■ **Directive**: Would you retype all of these records exactly?

+++ Input rows +++

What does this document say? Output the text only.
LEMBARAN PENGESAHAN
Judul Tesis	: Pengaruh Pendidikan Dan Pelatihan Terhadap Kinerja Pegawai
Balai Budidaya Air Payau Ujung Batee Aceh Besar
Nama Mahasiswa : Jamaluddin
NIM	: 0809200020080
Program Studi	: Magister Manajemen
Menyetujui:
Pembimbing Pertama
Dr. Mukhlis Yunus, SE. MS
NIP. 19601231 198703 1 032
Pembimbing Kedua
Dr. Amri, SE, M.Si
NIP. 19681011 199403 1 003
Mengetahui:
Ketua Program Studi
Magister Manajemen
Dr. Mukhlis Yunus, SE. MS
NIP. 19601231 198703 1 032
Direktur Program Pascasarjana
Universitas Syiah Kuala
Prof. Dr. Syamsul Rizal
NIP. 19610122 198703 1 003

+++

■ **The solution**:
What does this document say? Output the text only.
LEMBARAN PENGESAHAN
Judul Tesis	: Pengaruh Pendidikan Dan Pelatihan Terhadap Kinerja Pegawai
Balai Budidaya Air Payau Ujung Batee Aceh Besar
Nama Mahasiswa : Jamaluddin
NIM	: 0809200020080
Program Studi	: Magister Manajemen
Menyetujui:
Pembimbing Pertama
Dr. Mukhlis Yunus, SE. MS
NIP. 19601231 198703 1 032
Pembimbing Kedua
Dr. Amri, SE, M.Si
NIP. 19681011 199403 1 003
Mengetahui:
Ketua Program Studi
Magister Manajemen
Dr. Mukhlis Yunus, SE. MS
NIP. 19601231 198703 1 032
Direktur Program Pascasarjana
Universitas Syiah Kuala
Prof. Dr. Syamsul Rizal
NIP. 19610122 198703 1 003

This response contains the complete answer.